**Dataset records on visual material**
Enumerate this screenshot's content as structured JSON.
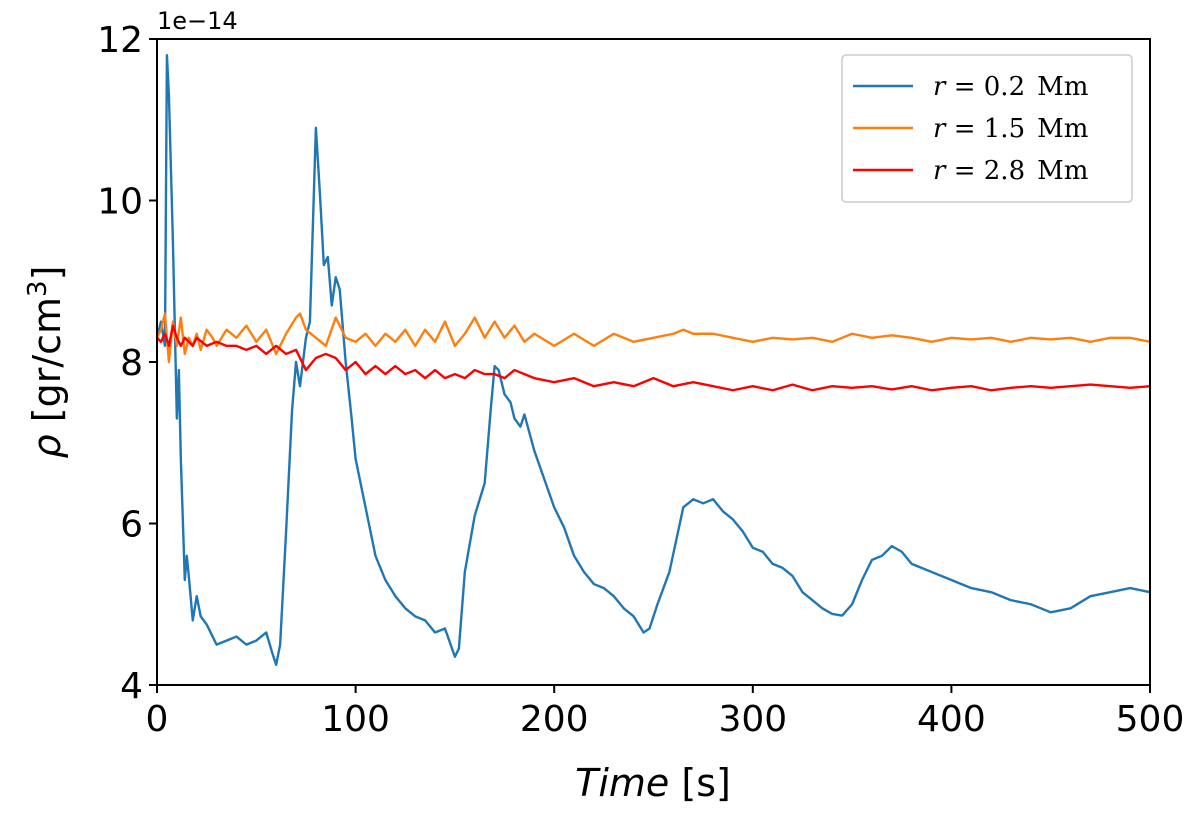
{
  "chart_data": {
    "type": "line",
    "xlabel": "Time [s]",
    "xlabel_italic_part": "Time",
    "xlabel_unit_part": " [s]",
    "ylabel": "ρ [gr/cm³]",
    "ylabel_symbol": "ρ",
    "ylabel_unit_part": " [gr/cm",
    "ylabel_superscript": "3",
    "ylabel_close": "]",
    "y_offset_text": "1e−14",
    "xlim": [
      0,
      500
    ],
    "ylim": [
      4,
      12
    ],
    "xticks": [
      0,
      100,
      200,
      300,
      400,
      500
    ],
    "xtick_labels": [
      "0",
      "100",
      "200",
      "300",
      "400",
      "500"
    ],
    "yticks": [
      4,
      6,
      8,
      10,
      12
    ],
    "ytick_labels": [
      "4",
      "6",
      "8",
      "10",
      "12"
    ],
    "grid": false,
    "legend_position": "top-right",
    "series": [
      {
        "name": "r = 0.2  Mm",
        "color": "#1f77b4",
        "x": [
          0,
          2,
          4,
          5,
          6,
          8,
          10,
          11,
          12,
          14,
          15,
          16,
          18,
          20,
          22,
          25,
          28,
          30,
          35,
          40,
          45,
          50,
          55,
          58,
          60,
          62,
          65,
          68,
          70,
          72,
          75,
          77,
          80,
          82,
          84,
          86,
          88,
          90,
          92,
          95,
          98,
          100,
          105,
          110,
          115,
          120,
          125,
          130,
          135,
          140,
          145,
          150,
          152,
          155,
          160,
          165,
          168,
          170,
          172,
          175,
          178,
          180,
          183,
          185,
          190,
          195,
          200,
          205,
          210,
          215,
          220,
          225,
          230,
          235,
          240,
          245,
          248,
          252,
          258,
          265,
          270,
          275,
          280,
          285,
          290,
          295,
          300,
          305,
          310,
          315,
          320,
          325,
          330,
          335,
          340,
          345,
          350,
          355,
          360,
          365,
          370,
          375,
          380,
          385,
          390,
          395,
          400,
          410,
          420,
          430,
          440,
          450,
          460,
          470,
          480,
          490,
          500
        ],
        "y": [
          8.3,
          8.5,
          8.2,
          11.8,
          11.3,
          9.5,
          7.3,
          7.9,
          6.8,
          5.3,
          5.6,
          5.35,
          4.8,
          5.1,
          4.85,
          4.75,
          4.6,
          4.5,
          4.55,
          4.6,
          4.5,
          4.55,
          4.65,
          4.4,
          4.25,
          4.5,
          5.9,
          7.4,
          8.0,
          7.7,
          8.3,
          8.5,
          10.9,
          10.1,
          9.2,
          9.3,
          8.7,
          9.05,
          8.9,
          8.0,
          7.3,
          6.8,
          6.2,
          5.6,
          5.3,
          5.1,
          4.95,
          4.85,
          4.8,
          4.65,
          4.7,
          4.35,
          4.45,
          5.4,
          6.1,
          6.5,
          7.4,
          7.95,
          7.9,
          7.6,
          7.5,
          7.3,
          7.2,
          7.35,
          6.9,
          6.55,
          6.2,
          5.95,
          5.6,
          5.4,
          5.25,
          5.2,
          5.1,
          4.95,
          4.85,
          4.65,
          4.7,
          5.0,
          5.4,
          6.2,
          6.3,
          6.25,
          6.3,
          6.15,
          6.05,
          5.9,
          5.7,
          5.65,
          5.5,
          5.45,
          5.35,
          5.15,
          5.05,
          4.95,
          4.88,
          4.86,
          5.0,
          5.3,
          5.55,
          5.6,
          5.72,
          5.65,
          5.5,
          5.45,
          5.4,
          5.35,
          5.3,
          5.2,
          5.15,
          5.05,
          5.0,
          4.9,
          4.95,
          5.1,
          5.15,
          5.2,
          5.15
        ]
      },
      {
        "name": "r = 1.5  Mm",
        "color": "#ff7f0e",
        "x": [
          0,
          2,
          4,
          6,
          8,
          10,
          12,
          14,
          16,
          18,
          20,
          22,
          25,
          28,
          30,
          35,
          40,
          45,
          50,
          55,
          60,
          65,
          70,
          72,
          75,
          80,
          85,
          90,
          95,
          100,
          105,
          110,
          115,
          120,
          125,
          130,
          135,
          140,
          145,
          150,
          155,
          160,
          165,
          170,
          175,
          180,
          185,
          190,
          200,
          210,
          220,
          230,
          240,
          250,
          260,
          265,
          270,
          280,
          290,
          300,
          310,
          320,
          330,
          340,
          350,
          360,
          370,
          380,
          390,
          400,
          410,
          420,
          430,
          440,
          450,
          460,
          470,
          480,
          490,
          500
        ],
        "y": [
          8.3,
          8.4,
          8.6,
          8.0,
          8.5,
          8.2,
          8.55,
          8.1,
          8.3,
          8.2,
          8.35,
          8.15,
          8.4,
          8.3,
          8.2,
          8.4,
          8.3,
          8.45,
          8.25,
          8.4,
          8.1,
          8.35,
          8.55,
          8.6,
          8.4,
          8.3,
          8.2,
          8.55,
          8.3,
          8.25,
          8.35,
          8.2,
          8.35,
          8.25,
          8.4,
          8.2,
          8.4,
          8.25,
          8.5,
          8.2,
          8.35,
          8.55,
          8.3,
          8.5,
          8.3,
          8.45,
          8.25,
          8.35,
          8.2,
          8.35,
          8.2,
          8.35,
          8.25,
          8.3,
          8.35,
          8.4,
          8.35,
          8.35,
          8.3,
          8.25,
          8.3,
          8.28,
          8.3,
          8.25,
          8.35,
          8.3,
          8.33,
          8.3,
          8.25,
          8.3,
          8.28,
          8.3,
          8.25,
          8.3,
          8.28,
          8.3,
          8.25,
          8.3,
          8.3,
          8.25
        ]
      },
      {
        "name": "r = 2.8  Mm",
        "color": "#ff0000",
        "x": [
          0,
          2,
          4,
          6,
          8,
          10,
          12,
          14,
          16,
          18,
          20,
          25,
          30,
          35,
          40,
          45,
          50,
          55,
          60,
          65,
          70,
          75,
          80,
          85,
          90,
          95,
          100,
          105,
          110,
          115,
          120,
          125,
          130,
          135,
          140,
          145,
          150,
          155,
          160,
          165,
          170,
          175,
          180,
          185,
          190,
          200,
          210,
          220,
          230,
          240,
          250,
          260,
          270,
          280,
          290,
          300,
          310,
          320,
          330,
          340,
          350,
          360,
          370,
          380,
          390,
          400,
          410,
          420,
          430,
          440,
          450,
          460,
          470,
          480,
          490,
          500
        ],
        "y": [
          8.3,
          8.25,
          8.35,
          8.2,
          8.45,
          8.3,
          8.2,
          8.3,
          8.25,
          8.2,
          8.3,
          8.2,
          8.25,
          8.2,
          8.2,
          8.15,
          8.2,
          8.1,
          8.2,
          8.1,
          8.15,
          7.9,
          8.05,
          8.1,
          8.05,
          7.9,
          8.0,
          7.85,
          7.95,
          7.85,
          7.95,
          7.85,
          7.9,
          7.8,
          7.9,
          7.8,
          7.85,
          7.8,
          7.9,
          7.85,
          7.85,
          7.8,
          7.9,
          7.85,
          7.8,
          7.75,
          7.8,
          7.7,
          7.75,
          7.7,
          7.8,
          7.7,
          7.75,
          7.7,
          7.65,
          7.7,
          7.65,
          7.72,
          7.65,
          7.7,
          7.68,
          7.7,
          7.66,
          7.7,
          7.65,
          7.68,
          7.7,
          7.65,
          7.68,
          7.7,
          7.68,
          7.7,
          7.72,
          7.7,
          7.68,
          7.7
        ]
      }
    ],
    "legend": [
      {
        "var": "r",
        "value": "0.2",
        "unit": "Mm"
      },
      {
        "var": "r",
        "value": "1.5",
        "unit": "Mm"
      },
      {
        "var": "r",
        "value": "2.8",
        "unit": "Mm"
      }
    ]
  }
}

**Task description**
Make an exact copy of the data above, pictures excluded.

**Task solution**
Enumerate this screenshot's content as structured JSON.
{
  "chart_data": {
    "type": "line",
    "xlabel": "Time [s]",
    "xlabel_italic_part": "Time",
    "xlabel_unit_part": " [s]",
    "ylabel": "ρ [gr/cm³]",
    "ylabel_symbol": "ρ",
    "ylabel_unit_part": " [gr/cm",
    "ylabel_superscript": "3",
    "ylabel_close": "]",
    "y_offset_text": "1e−14",
    "xlim": [
      0,
      500
    ],
    "ylim": [
      4,
      12
    ],
    "xticks": [
      0,
      100,
      200,
      300,
      400,
      500
    ],
    "xtick_labels": [
      "0",
      "100",
      "200",
      "300",
      "400",
      "500"
    ],
    "yticks": [
      4,
      6,
      8,
      10,
      12
    ],
    "ytick_labels": [
      "4",
      "6",
      "8",
      "10",
      "12"
    ],
    "grid": false,
    "legend_position": "top-right",
    "series": [
      {
        "name": "r = 0.2  Mm",
        "color": "#1f77b4",
        "x": [
          0,
          2,
          4,
          5,
          6,
          8,
          10,
          11,
          12,
          14,
          15,
          16,
          18,
          20,
          22,
          25,
          28,
          30,
          35,
          40,
          45,
          50,
          55,
          58,
          60,
          62,
          65,
          68,
          70,
          72,
          75,
          77,
          80,
          82,
          84,
          86,
          88,
          90,
          92,
          95,
          98,
          100,
          105,
          110,
          115,
          120,
          125,
          130,
          135,
          140,
          145,
          150,
          152,
          155,
          160,
          165,
          168,
          170,
          172,
          175,
          178,
          180,
          183,
          185,
          190,
          195,
          200,
          205,
          210,
          215,
          220,
          225,
          230,
          235,
          240,
          245,
          248,
          252,
          258,
          265,
          270,
          275,
          280,
          285,
          290,
          295,
          300,
          305,
          310,
          315,
          320,
          325,
          330,
          335,
          340,
          345,
          350,
          355,
          360,
          365,
          370,
          375,
          380,
          385,
          390,
          395,
          400,
          410,
          420,
          430,
          440,
          450,
          460,
          470,
          480,
          490,
          500
        ],
        "y": [
          8.3,
          8.5,
          8.2,
          11.8,
          11.3,
          9.5,
          7.3,
          7.9,
          6.8,
          5.3,
          5.6,
          5.35,
          4.8,
          5.1,
          4.85,
          4.75,
          4.6,
          4.5,
          4.55,
          4.6,
          4.5,
          4.55,
          4.65,
          4.4,
          4.25,
          4.5,
          5.9,
          7.4,
          8.0,
          7.7,
          8.3,
          8.5,
          10.9,
          10.1,
          9.2,
          9.3,
          8.7,
          9.05,
          8.9,
          8.0,
          7.3,
          6.8,
          6.2,
          5.6,
          5.3,
          5.1,
          4.95,
          4.85,
          4.8,
          4.65,
          4.7,
          4.35,
          4.45,
          5.4,
          6.1,
          6.5,
          7.4,
          7.95,
          7.9,
          7.6,
          7.5,
          7.3,
          7.2,
          7.35,
          6.9,
          6.55,
          6.2,
          5.95,
          5.6,
          5.4,
          5.25,
          5.2,
          5.1,
          4.95,
          4.85,
          4.65,
          4.7,
          5.0,
          5.4,
          6.2,
          6.3,
          6.25,
          6.3,
          6.15,
          6.05,
          5.9,
          5.7,
          5.65,
          5.5,
          5.45,
          5.35,
          5.15,
          5.05,
          4.95,
          4.88,
          4.86,
          5.0,
          5.3,
          5.55,
          5.6,
          5.72,
          5.65,
          5.5,
          5.45,
          5.4,
          5.35,
          5.3,
          5.2,
          5.15,
          5.05,
          5.0,
          4.9,
          4.95,
          5.1,
          5.15,
          5.2,
          5.15
        ]
      },
      {
        "name": "r = 1.5  Mm",
        "color": "#ff7f0e",
        "x": [
          0,
          2,
          4,
          6,
          8,
          10,
          12,
          14,
          16,
          18,
          20,
          22,
          25,
          28,
          30,
          35,
          40,
          45,
          50,
          55,
          60,
          65,
          70,
          72,
          75,
          80,
          85,
          90,
          95,
          100,
          105,
          110,
          115,
          120,
          125,
          130,
          135,
          140,
          145,
          150,
          155,
          160,
          165,
          170,
          175,
          180,
          185,
          190,
          200,
          210,
          220,
          230,
          240,
          250,
          260,
          265,
          270,
          280,
          290,
          300,
          310,
          320,
          330,
          340,
          350,
          360,
          370,
          380,
          390,
          400,
          410,
          420,
          430,
          440,
          450,
          460,
          470,
          480,
          490,
          500
        ],
        "y": [
          8.3,
          8.4,
          8.6,
          8.0,
          8.5,
          8.2,
          8.55,
          8.1,
          8.3,
          8.2,
          8.35,
          8.15,
          8.4,
          8.3,
          8.2,
          8.4,
          8.3,
          8.45,
          8.25,
          8.4,
          8.1,
          8.35,
          8.55,
          8.6,
          8.4,
          8.3,
          8.2,
          8.55,
          8.3,
          8.25,
          8.35,
          8.2,
          8.35,
          8.25,
          8.4,
          8.2,
          8.4,
          8.25,
          8.5,
          8.2,
          8.35,
          8.55,
          8.3,
          8.5,
          8.3,
          8.45,
          8.25,
          8.35,
          8.2,
          8.35,
          8.2,
          8.35,
          8.25,
          8.3,
          8.35,
          8.4,
          8.35,
          8.35,
          8.3,
          8.25,
          8.3,
          8.28,
          8.3,
          8.25,
          8.35,
          8.3,
          8.33,
          8.3,
          8.25,
          8.3,
          8.28,
          8.3,
          8.25,
          8.3,
          8.28,
          8.3,
          8.25,
          8.3,
          8.3,
          8.25
        ]
      },
      {
        "name": "r = 2.8  Mm",
        "color": "#ff0000",
        "x": [
          0,
          2,
          4,
          6,
          8,
          10,
          12,
          14,
          16,
          18,
          20,
          25,
          30,
          35,
          40,
          45,
          50,
          55,
          60,
          65,
          70,
          75,
          80,
          85,
          90,
          95,
          100,
          105,
          110,
          115,
          120,
          125,
          130,
          135,
          140,
          145,
          150,
          155,
          160,
          165,
          170,
          175,
          180,
          185,
          190,
          200,
          210,
          220,
          230,
          240,
          250,
          260,
          270,
          280,
          290,
          300,
          310,
          320,
          330,
          340,
          350,
          360,
          370,
          380,
          390,
          400,
          410,
          420,
          430,
          440,
          450,
          460,
          470,
          480,
          490,
          500
        ],
        "y": [
          8.3,
          8.25,
          8.35,
          8.2,
          8.45,
          8.3,
          8.2,
          8.3,
          8.25,
          8.2,
          8.3,
          8.2,
          8.25,
          8.2,
          8.2,
          8.15,
          8.2,
          8.1,
          8.2,
          8.1,
          8.15,
          7.9,
          8.05,
          8.1,
          8.05,
          7.9,
          8.0,
          7.85,
          7.95,
          7.85,
          7.95,
          7.85,
          7.9,
          7.8,
          7.9,
          7.8,
          7.85,
          7.8,
          7.9,
          7.85,
          7.85,
          7.8,
          7.9,
          7.85,
          7.8,
          7.75,
          7.8,
          7.7,
          7.75,
          7.7,
          7.8,
          7.7,
          7.75,
          7.7,
          7.65,
          7.7,
          7.65,
          7.72,
          7.65,
          7.7,
          7.68,
          7.7,
          7.66,
          7.7,
          7.65,
          7.68,
          7.7,
          7.65,
          7.68,
          7.7,
          7.68,
          7.7,
          7.72,
          7.7,
          7.68,
          7.7
        ]
      }
    ],
    "legend": [
      {
        "var": "r",
        "value": "0.2",
        "unit": "Mm"
      },
      {
        "var": "r",
        "value": "1.5",
        "unit": "Mm"
      },
      {
        "var": "r",
        "value": "2.8",
        "unit": "Mm"
      }
    ]
  }
}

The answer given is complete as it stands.